● **Exercise requirements**: Each line below should be quoted exactly, please.

* START Supplied entries *

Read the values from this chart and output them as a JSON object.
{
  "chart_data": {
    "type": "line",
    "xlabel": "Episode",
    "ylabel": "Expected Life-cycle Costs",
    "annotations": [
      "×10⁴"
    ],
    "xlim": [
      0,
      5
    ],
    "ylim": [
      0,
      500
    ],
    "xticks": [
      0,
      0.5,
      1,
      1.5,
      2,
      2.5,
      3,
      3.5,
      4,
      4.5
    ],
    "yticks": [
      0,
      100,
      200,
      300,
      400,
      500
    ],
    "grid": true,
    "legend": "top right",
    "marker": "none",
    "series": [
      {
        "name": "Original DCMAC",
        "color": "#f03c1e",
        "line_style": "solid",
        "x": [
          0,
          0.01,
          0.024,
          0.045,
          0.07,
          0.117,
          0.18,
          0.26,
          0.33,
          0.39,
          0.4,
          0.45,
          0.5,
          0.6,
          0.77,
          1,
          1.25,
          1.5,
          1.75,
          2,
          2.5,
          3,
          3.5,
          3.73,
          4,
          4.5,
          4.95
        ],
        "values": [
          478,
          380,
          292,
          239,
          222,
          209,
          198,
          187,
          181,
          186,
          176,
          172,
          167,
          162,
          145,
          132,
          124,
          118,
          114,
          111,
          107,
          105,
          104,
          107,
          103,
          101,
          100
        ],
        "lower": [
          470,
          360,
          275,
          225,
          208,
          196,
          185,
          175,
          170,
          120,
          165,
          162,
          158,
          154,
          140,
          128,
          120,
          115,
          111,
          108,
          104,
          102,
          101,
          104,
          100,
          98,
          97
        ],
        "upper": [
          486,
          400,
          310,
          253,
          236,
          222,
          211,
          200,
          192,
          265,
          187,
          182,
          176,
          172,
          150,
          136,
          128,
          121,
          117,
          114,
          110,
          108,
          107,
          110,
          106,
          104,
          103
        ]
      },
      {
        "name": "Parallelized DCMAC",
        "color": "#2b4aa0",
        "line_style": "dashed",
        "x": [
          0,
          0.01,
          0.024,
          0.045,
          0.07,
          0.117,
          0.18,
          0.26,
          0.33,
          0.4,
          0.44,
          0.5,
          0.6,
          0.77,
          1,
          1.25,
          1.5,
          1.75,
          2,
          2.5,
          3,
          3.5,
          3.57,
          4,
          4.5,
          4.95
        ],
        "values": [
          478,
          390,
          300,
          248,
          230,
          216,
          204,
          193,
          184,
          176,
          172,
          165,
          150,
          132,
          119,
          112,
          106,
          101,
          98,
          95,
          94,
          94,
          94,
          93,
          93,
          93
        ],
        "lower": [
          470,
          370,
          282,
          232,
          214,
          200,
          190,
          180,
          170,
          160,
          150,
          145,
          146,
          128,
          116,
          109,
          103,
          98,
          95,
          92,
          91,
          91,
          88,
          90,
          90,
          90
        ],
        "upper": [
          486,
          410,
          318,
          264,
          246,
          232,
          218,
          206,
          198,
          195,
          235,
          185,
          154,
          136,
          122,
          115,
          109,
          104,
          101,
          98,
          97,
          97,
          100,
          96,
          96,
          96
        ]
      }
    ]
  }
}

* END Supplied entries *

● **The answer**:
Read the values from this chart and output them as a JSON object.
{
  "chart_data": {
    "type": "line",
    "xlabel": "Episode",
    "ylabel": "Expected Life-cycle Costs",
    "annotations": [
      "×10⁴"
    ],
    "xlim": [
      0,
      5
    ],
    "ylim": [
      0,
      500
    ],
    "xticks": [
      0,
      0.5,
      1,
      1.5,
      2,
      2.5,
      3,
      3.5,
      4,
      4.5
    ],
    "yticks": [
      0,
      100,
      200,
      300,
      400,
      500
    ],
    "grid": true,
    "legend": "top right",
    "marker": "none",
    "series": [
      {
        "name": "Original DCMAC",
        "color": "#f03c1e",
        "line_style": "solid",
        "x": [
          0,
          0.01,
          0.024,
          0.045,
          0.07,
          0.117,
          0.18,
          0.26,
          0.33,
          0.39,
          0.4,
          0.45,
          0.5,
          0.6,
          0.77,
          1,
          1.25,
          1.5,
          1.75,
          2,
          2.5,
          3,
          3.5,
          3.73,
          4,
          4.5,
          4.95
        ],
        "values": [
          478,
          380,
          292,
          239,
          222,
          209,
          198,
          187,
          181,
          186,
          176,
          172,
          167,
          162,
          145,
          132,
          124,
          118,
          114,
          111,
          107,
          105,
          104,
          107,
          103,
          101,
          100
        ],
        "lower": [
          470,
          360,
          275,
          225,
          208,
          196,
          185,
          175,
          170,
          120,
          165,
          162,
          158,
          154,
          140,
          128,
          120,
          115,
          111,
          108,
          104,
          102,
          101,
          104,
          100,
          98,
          97
        ],
        "upper": [
          486,
          400,
          310,
          253,
          236,
          222,
          211,
          200,
          192,
          265,
          187,
          182,
          176,
          172,
          150,
          136,
          128,
          121,
          117,
          114,
          110,
          108,
          107,
          110,
          106,
          104,
          103
        ]
      },
      {
        "name": "Parallelized DCMAC",
        "color": "#2b4aa0",
        "line_style": "dashed",
        "x": [
          0,
          0.01,
          0.024,
          0.045,
          0.07,
          0.117,
          0.18,
          0.26,
          0.33,
          0.4,
          0.44,
          0.5,
          0.6,
          0.77,
          1,
          1.25,
          1.5,
          1.75,
          2,
          2.5,
          3,
          3.5,
          3.57,
          4,
          4.5,
          4.95
        ],
        "values": [
          478,
          390,
          300,
          248,
          230,
          216,
          204,
          193,
          184,
          176,
          172,
          165,
          150,
          132,
          119,
          112,
          106,
          101,
          98,
          95,
          94,
          94,
          94,
          93,
          93,
          93
        ],
        "lower": [
          470,
          370,
          282,
          232,
          214,
          200,
          190,
          180,
          170,
          160,
          150,
          145,
          146,
          128,
          116,
          109,
          103,
          98,
          95,
          92,
          91,
          91,
          88,
          90,
          90,
          90
        ],
        "upper": [
          486,
          410,
          318,
          264,
          246,
          232,
          218,
          206,
          198,
          195,
          235,
          185,
          154,
          136,
          122,
          115,
          109,
          104,
          101,
          98,
          97,
          97,
          100,
          96,
          96,
          96
        ]
      }
    ]
  }
}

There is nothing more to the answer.